**** DATA RECORDS ****
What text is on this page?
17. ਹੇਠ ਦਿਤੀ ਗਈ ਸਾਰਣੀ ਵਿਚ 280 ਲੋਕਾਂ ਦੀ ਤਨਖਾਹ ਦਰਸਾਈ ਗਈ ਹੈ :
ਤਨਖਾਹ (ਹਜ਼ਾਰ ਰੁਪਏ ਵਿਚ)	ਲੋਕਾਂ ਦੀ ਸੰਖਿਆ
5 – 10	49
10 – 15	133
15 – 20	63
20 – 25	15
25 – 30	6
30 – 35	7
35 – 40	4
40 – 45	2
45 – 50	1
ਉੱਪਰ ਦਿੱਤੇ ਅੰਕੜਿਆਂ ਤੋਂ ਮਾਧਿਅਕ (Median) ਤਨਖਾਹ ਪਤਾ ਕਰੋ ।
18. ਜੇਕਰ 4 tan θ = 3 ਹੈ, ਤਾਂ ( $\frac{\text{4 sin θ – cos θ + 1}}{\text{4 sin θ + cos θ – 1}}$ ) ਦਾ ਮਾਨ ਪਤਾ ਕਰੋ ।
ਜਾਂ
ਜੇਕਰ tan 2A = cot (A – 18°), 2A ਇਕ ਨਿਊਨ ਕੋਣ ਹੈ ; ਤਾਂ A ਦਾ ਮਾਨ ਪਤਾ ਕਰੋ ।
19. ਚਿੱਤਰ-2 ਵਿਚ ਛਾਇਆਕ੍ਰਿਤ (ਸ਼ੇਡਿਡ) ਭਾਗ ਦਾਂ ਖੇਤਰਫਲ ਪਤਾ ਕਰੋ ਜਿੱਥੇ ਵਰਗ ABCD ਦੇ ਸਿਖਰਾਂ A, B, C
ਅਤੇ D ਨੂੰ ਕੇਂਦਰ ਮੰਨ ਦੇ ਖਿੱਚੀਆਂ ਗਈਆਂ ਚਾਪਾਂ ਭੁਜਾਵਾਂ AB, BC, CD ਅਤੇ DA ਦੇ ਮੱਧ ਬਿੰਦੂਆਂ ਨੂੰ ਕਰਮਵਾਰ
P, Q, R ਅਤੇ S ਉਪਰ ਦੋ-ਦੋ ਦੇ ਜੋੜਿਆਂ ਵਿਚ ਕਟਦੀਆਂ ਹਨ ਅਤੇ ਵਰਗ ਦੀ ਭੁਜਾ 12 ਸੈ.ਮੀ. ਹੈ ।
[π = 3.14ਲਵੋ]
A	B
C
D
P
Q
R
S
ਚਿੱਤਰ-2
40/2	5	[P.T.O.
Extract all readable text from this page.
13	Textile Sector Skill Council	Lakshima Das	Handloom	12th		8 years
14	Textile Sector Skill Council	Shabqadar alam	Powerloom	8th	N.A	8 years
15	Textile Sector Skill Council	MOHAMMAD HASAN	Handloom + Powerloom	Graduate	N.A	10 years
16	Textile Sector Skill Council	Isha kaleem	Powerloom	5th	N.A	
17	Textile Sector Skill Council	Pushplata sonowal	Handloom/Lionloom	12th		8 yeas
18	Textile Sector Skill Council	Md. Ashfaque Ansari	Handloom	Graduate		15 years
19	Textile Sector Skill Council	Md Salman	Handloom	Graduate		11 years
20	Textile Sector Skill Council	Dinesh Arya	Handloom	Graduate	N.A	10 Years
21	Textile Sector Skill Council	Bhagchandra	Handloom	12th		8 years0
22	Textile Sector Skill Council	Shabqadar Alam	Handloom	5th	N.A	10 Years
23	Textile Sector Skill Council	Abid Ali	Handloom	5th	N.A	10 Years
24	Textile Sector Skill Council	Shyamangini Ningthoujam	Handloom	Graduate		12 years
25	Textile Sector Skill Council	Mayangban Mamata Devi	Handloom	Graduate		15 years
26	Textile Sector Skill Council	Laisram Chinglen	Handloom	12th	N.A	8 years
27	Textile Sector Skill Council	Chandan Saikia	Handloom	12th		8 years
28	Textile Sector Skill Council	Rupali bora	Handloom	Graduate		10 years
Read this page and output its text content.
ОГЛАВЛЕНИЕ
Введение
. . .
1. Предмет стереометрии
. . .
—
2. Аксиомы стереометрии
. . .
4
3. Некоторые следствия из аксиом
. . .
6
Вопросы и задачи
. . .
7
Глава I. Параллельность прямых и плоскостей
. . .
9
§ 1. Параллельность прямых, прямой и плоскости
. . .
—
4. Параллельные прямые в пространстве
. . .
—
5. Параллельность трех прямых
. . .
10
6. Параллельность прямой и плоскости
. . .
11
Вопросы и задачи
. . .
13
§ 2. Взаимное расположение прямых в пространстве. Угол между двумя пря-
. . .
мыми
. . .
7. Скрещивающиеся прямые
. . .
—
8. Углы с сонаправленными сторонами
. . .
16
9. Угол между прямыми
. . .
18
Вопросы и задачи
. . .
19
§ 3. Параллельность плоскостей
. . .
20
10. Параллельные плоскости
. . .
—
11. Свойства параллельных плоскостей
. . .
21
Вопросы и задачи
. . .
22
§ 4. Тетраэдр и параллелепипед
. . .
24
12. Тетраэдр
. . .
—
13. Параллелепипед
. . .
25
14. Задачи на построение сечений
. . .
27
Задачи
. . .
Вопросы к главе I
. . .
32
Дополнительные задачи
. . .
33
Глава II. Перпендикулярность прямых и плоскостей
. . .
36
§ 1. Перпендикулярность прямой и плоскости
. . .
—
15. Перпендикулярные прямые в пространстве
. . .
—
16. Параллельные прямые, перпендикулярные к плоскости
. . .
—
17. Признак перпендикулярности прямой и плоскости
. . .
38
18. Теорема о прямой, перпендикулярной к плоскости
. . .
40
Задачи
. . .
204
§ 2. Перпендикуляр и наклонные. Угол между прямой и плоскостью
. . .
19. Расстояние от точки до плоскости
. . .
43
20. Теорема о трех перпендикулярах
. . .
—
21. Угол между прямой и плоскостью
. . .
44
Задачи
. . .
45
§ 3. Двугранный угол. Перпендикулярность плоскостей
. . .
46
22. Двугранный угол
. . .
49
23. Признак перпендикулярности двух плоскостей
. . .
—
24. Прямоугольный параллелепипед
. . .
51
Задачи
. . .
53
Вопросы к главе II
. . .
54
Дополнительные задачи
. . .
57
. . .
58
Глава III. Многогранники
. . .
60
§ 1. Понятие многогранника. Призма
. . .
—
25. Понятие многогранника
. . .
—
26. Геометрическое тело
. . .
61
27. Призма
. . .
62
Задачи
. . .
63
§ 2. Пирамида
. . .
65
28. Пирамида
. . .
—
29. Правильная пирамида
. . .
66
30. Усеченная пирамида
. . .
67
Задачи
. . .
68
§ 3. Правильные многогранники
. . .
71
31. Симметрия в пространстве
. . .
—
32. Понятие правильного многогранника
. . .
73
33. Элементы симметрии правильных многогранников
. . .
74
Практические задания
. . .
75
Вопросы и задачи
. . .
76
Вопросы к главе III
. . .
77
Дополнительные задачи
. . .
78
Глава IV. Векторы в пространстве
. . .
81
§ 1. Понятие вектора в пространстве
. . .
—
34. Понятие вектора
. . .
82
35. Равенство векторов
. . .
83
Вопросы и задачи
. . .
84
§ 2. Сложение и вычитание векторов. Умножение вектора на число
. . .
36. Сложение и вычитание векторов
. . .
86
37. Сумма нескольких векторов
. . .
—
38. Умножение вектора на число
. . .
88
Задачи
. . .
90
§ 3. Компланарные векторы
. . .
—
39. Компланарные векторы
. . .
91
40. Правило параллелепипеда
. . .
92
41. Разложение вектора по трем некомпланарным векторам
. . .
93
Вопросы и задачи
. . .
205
****
# SHORT PROBLEM
Gather, from the listing above, every line carrying the word "вычитание".

# ANSWER TO THIS EXERCISE
§ 2. Сложение и вычитание векторов. Умножение вектора на число
36. Сложение и вычитание векторов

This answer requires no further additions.